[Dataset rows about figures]
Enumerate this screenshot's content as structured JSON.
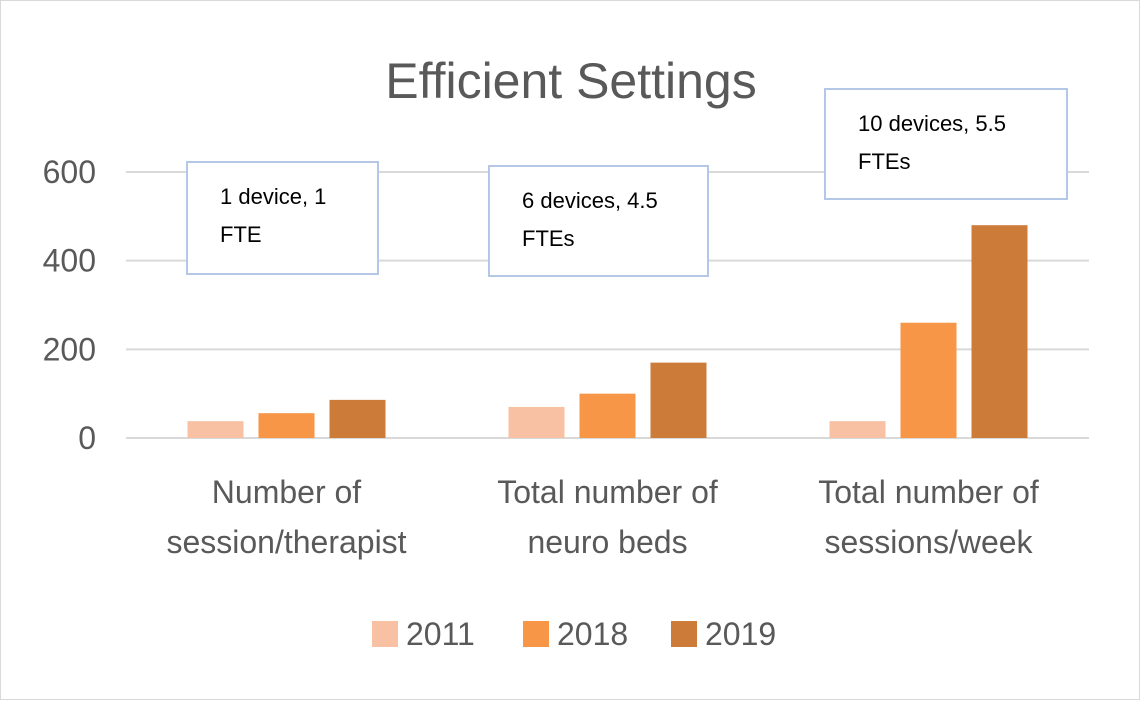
{
  "chart_data": {
    "type": "bar",
    "title": "Efficient Settings",
    "categories": [
      [
        "Number of",
        "session/therapist"
      ],
      [
        "Total number of",
        "neuro beds"
      ],
      [
        "Total number of",
        "sessions/week"
      ]
    ],
    "series": [
      {
        "name": "2011",
        "color": "#F8C1A4",
        "values": [
          38,
          70,
          38
        ]
      },
      {
        "name": "2018",
        "color": "#F79646",
        "values": [
          56,
          100,
          260
        ]
      },
      {
        "name": "2019",
        "color": "#CD7B38",
        "values": [
          86,
          170,
          480
        ]
      }
    ],
    "ylim": [
      0,
      600
    ],
    "yticks": [
      0,
      200,
      400,
      600
    ],
    "grid": true,
    "legend_position": "bottom",
    "annotations": [
      [
        "1 device, 1",
        "FTE"
      ],
      [
        "6 devices, 4.5",
        "FTEs"
      ],
      [
        "10 devices, 5.5",
        "FTEs"
      ]
    ]
  }
}
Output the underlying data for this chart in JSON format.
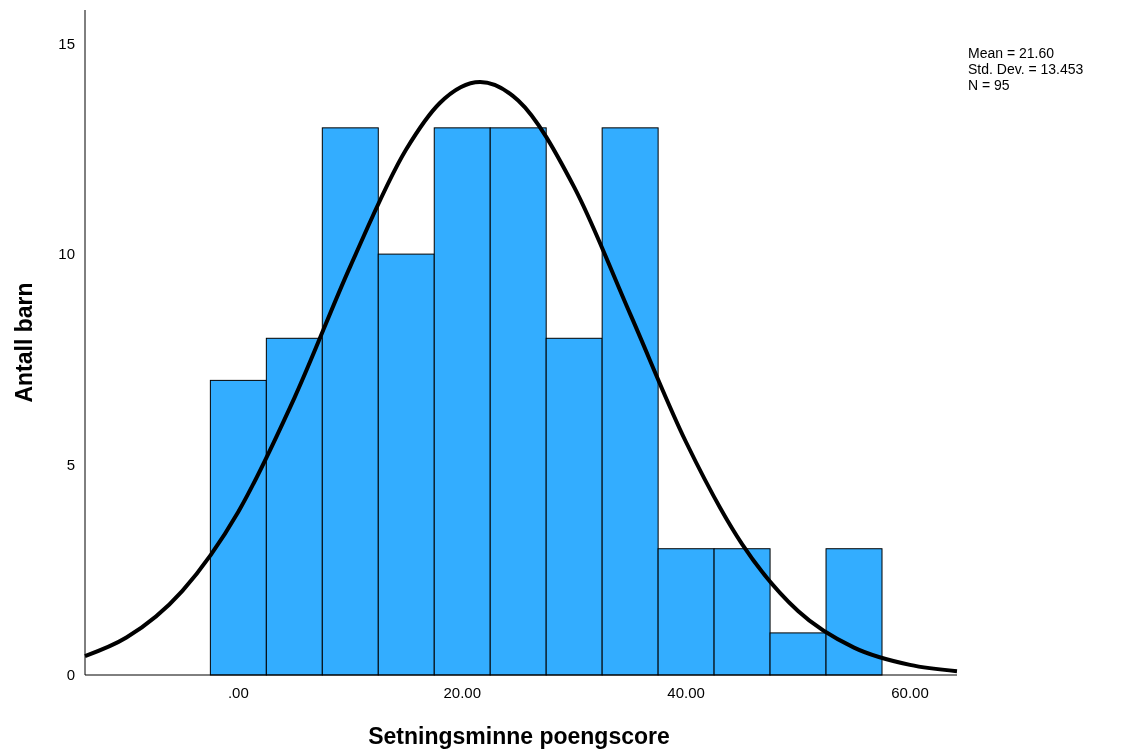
{
  "chart_data": {
    "type": "histogram",
    "xlabel": "Setningsminne poengscore",
    "ylabel": "Antall barn",
    "bins": [
      -2.5,
      2.5,
      7.5,
      12.5,
      17.5,
      22.5,
      27.5,
      32.5,
      37.5,
      42.5,
      47.5,
      52.5,
      57.5
    ],
    "xlim": [
      -13.7,
      64.2
    ],
    "xticks": [
      {
        "value": 0,
        "label": ".00"
      },
      {
        "value": 20,
        "label": "20.00"
      },
      {
        "value": 40,
        "label": "40.00"
      },
      {
        "value": 60,
        "label": "60.00"
      }
    ],
    "ylim": [
      0,
      15.8
    ],
    "yticks": [
      0,
      5,
      10,
      15
    ],
    "grid": false,
    "series": [
      {
        "color": "#33adff",
        "values": [
          7,
          8,
          13,
          10,
          13,
          13,
          8,
          13,
          3,
          3,
          1,
          3
        ]
      },
      {
        "type": "line",
        "color": "#000000",
        "x": [
          -13.7,
          -10,
          -5,
          0,
          5,
          10,
          15,
          18,
          21.6,
          25,
          30,
          35,
          40,
          45,
          50,
          55,
          60,
          64.2
        ],
        "values": [
          0.45,
          0.89,
          2.0,
          3.88,
          6.58,
          9.71,
          12.49,
          13.59,
          14.09,
          13.65,
          11.59,
          8.58,
          5.53,
          3.11,
          1.52,
          0.65,
          0.24,
          0.09
        ]
      }
    ],
    "annotations": [
      "Mean = 21.60",
      "Std. Dev. = 13.453",
      "N = 95"
    ]
  }
}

PROBLEM REQUIREMENTS: Print all of the records shown above exactly, leaving out each picture.

EXERCISE ANSWER:
Enumerate this screenshot's content as structured JSON.
{
  "chart_data": {
    "type": "bar",
    "title": "Efficient Settings",
    "categories": [
      [
        "Number of",
        "session/therapist"
      ],
      [
        "Total number of",
        "neuro beds"
      ],
      [
        "Total number of",
        "sessions/week"
      ]
    ],
    "series": [
      {
        "name": "2011",
        "color": "#F8C1A4",
        "values": [
          38,
          70,
          38
        ]
      },
      {
        "name": "2018",
        "color": "#F79646",
        "values": [
          56,
          100,
          260
        ]
      },
      {
        "name": "2019",
        "color": "#CD7B38",
        "values": [
          86,
          170,
          480
        ]
      }
    ],
    "ylim": [
      0,
      600
    ],
    "yticks": [
      0,
      200,
      400,
      600
    ],
    "grid": true,
    "legend_position": "bottom",
    "annotations": [
      [
        "1 device, 1",
        "FTE"
      ],
      [
        "6 devices, 4.5",
        "FTEs"
      ],
      [
        "10 devices, 5.5",
        "FTEs"
      ]
    ]
  }
}
Output the underlying data for this chart in JSON format.
{
  "chart_data": {
    "type": "histogram",
    "xlabel": "Setningsminne poengscore",
    "ylabel": "Antall barn",
    "bins": [
      -2.5,
      2.5,
      7.5,
      12.5,
      17.5,
      22.5,
      27.5,
      32.5,
      37.5,
      42.5,
      47.5,
      52.5,
      57.5
    ],
    "xlim": [
      -13.7,
      64.2
    ],
    "xticks": [
      {
        "value": 0,
        "label": ".00"
      },
      {
        "value": 20,
        "label": "20.00"
      },
      {
        "value": 40,
        "label": "40.00"
      },
      {
        "value": 60,
        "label": "60.00"
      }
    ],
    "ylim": [
      0,
      15.8
    ],
    "yticks": [
      0,
      5,
      10,
      15
    ],
    "grid": false,
    "series": [
      {
        "color": "#33adff",
        "values": [
          7,
          8,
          13,
          10,
          13,
          13,
          8,
          13,
          3,
          3,
          1,
          3
        ]
      },
      {
        "type": "line",
        "color": "#000000",
        "x": [
          -13.7,
          -10,
          -5,
          0,
          5,
          10,
          15,
          18,
          21.6,
          25,
          30,
          35,
          40,
          45,
          50,
          55,
          60,
          64.2
        ],
        "values": [
          0.45,
          0.89,
          2.0,
          3.88,
          6.58,
          9.71,
          12.49,
          13.59,
          14.09,
          13.65,
          11.59,
          8.58,
          5.53,
          3.11,
          1.52,
          0.65,
          0.24,
          0.09
        ]
      }
    ],
    "annotations": [
      "Mean = 21.60",
      "Std. Dev. = 13.453",
      "N = 95"
    ]
  }
}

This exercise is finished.